— begin —
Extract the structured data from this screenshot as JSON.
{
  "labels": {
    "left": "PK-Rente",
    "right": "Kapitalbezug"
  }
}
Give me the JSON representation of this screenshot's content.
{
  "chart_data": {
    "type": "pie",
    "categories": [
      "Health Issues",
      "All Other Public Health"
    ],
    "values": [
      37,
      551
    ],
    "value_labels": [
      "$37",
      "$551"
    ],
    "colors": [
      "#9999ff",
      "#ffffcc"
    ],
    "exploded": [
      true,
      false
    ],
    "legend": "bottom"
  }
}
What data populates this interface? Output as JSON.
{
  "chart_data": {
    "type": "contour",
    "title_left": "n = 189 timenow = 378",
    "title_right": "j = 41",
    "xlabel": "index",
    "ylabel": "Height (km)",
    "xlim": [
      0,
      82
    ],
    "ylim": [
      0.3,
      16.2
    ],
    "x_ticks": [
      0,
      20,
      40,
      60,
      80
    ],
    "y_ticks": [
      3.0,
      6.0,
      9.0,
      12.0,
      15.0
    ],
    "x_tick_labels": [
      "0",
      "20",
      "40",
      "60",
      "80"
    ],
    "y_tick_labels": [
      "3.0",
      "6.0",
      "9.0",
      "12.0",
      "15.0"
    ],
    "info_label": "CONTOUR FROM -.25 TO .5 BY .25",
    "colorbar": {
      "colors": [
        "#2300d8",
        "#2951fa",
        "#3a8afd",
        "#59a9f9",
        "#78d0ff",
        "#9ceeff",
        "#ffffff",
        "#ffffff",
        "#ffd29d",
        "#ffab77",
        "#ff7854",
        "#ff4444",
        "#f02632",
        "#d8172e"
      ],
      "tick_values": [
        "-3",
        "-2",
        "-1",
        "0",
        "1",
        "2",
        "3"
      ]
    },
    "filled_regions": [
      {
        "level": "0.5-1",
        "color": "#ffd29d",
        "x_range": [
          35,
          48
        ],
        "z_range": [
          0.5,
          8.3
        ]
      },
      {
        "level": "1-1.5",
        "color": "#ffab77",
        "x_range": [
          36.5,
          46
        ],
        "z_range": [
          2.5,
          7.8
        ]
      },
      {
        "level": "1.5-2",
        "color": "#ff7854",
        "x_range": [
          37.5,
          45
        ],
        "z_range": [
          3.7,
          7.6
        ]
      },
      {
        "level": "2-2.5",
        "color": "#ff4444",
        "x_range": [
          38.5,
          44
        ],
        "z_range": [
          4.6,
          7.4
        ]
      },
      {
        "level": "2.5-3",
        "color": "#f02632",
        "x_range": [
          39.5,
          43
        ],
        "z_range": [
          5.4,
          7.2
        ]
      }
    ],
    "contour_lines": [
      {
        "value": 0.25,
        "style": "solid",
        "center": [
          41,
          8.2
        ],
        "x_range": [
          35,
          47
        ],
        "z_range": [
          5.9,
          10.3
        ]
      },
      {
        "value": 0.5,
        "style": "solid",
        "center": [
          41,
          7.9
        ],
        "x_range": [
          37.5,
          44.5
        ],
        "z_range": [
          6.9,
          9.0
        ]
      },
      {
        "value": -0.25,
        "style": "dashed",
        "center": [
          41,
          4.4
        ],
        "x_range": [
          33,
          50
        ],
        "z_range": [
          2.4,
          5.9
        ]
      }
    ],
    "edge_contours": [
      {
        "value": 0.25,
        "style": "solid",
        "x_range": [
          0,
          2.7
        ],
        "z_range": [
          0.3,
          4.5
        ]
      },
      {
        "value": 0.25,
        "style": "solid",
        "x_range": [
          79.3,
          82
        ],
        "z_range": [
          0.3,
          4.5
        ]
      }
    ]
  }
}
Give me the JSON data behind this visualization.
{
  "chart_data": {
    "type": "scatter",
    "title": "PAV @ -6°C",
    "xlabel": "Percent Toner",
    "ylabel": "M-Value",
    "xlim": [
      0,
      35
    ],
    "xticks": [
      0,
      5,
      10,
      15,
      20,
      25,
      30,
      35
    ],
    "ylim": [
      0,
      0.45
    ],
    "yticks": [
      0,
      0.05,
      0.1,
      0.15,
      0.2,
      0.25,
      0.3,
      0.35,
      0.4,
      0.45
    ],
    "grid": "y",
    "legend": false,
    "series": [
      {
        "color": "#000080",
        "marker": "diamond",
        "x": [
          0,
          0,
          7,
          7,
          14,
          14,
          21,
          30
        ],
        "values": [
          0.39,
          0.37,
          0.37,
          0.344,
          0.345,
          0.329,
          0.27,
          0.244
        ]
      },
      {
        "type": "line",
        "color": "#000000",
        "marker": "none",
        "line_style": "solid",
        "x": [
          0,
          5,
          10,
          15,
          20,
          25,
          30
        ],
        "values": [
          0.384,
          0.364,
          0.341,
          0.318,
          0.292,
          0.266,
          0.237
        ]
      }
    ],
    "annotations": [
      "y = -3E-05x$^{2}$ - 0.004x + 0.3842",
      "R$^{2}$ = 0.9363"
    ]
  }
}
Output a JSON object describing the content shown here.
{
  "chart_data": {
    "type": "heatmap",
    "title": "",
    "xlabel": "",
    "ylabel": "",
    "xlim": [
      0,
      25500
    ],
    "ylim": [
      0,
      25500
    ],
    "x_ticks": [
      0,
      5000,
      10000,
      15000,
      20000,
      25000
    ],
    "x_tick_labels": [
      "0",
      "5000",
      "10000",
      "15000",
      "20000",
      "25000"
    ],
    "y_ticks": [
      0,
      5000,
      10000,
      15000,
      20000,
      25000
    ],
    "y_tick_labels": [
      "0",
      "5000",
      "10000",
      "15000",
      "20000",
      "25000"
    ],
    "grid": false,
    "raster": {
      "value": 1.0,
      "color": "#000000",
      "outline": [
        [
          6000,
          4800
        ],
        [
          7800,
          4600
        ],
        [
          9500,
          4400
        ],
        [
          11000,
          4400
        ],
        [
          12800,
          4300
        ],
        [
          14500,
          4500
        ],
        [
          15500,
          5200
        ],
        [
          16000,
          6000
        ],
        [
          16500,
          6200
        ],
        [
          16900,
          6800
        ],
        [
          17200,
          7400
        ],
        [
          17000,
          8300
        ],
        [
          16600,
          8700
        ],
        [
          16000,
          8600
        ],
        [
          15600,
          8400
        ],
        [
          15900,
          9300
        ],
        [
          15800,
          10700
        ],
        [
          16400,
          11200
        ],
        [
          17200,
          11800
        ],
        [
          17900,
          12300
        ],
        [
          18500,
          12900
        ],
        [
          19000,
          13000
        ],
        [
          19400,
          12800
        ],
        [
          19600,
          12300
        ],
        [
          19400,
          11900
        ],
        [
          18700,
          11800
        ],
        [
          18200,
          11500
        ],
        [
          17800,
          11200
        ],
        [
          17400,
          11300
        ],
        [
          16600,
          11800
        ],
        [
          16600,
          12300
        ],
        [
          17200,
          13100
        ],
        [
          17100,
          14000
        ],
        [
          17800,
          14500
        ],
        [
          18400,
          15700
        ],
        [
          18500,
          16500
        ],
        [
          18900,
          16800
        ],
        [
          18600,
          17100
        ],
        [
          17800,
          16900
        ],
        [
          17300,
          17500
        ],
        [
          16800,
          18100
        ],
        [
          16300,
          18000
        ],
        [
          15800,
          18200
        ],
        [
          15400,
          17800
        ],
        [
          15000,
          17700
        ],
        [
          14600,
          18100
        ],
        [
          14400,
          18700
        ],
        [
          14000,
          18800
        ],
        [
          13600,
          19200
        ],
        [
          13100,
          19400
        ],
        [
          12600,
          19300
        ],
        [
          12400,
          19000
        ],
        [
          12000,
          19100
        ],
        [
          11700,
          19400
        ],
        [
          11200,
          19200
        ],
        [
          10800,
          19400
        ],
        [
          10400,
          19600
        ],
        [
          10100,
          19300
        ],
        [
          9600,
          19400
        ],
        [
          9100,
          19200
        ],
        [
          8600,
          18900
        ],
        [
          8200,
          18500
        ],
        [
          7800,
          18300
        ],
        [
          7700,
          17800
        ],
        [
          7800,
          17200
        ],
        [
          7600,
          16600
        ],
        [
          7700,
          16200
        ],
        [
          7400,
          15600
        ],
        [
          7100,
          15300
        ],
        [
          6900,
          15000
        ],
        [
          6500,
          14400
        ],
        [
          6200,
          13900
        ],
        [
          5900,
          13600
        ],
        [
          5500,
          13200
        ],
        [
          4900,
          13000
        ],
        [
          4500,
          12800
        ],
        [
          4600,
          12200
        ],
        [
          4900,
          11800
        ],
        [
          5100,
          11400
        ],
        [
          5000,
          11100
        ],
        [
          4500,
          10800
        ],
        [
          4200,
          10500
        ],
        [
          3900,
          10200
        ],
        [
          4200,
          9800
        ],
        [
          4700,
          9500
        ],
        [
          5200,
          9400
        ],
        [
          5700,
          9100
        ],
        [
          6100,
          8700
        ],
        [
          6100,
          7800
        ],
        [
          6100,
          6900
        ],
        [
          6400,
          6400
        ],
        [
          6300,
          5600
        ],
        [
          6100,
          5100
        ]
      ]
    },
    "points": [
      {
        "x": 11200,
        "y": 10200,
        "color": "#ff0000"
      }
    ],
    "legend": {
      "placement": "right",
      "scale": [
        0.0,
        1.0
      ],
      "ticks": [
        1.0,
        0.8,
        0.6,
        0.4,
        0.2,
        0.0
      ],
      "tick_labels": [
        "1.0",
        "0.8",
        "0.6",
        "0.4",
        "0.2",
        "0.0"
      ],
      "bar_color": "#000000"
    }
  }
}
— end —
### SET PROBLEM
Out of the material above, select every line that holds the string "screenshot".

### TASK OUTPUT
Extract the structured data from this screenshot as JSON.
Give me the JSON representation of this screenshot's content.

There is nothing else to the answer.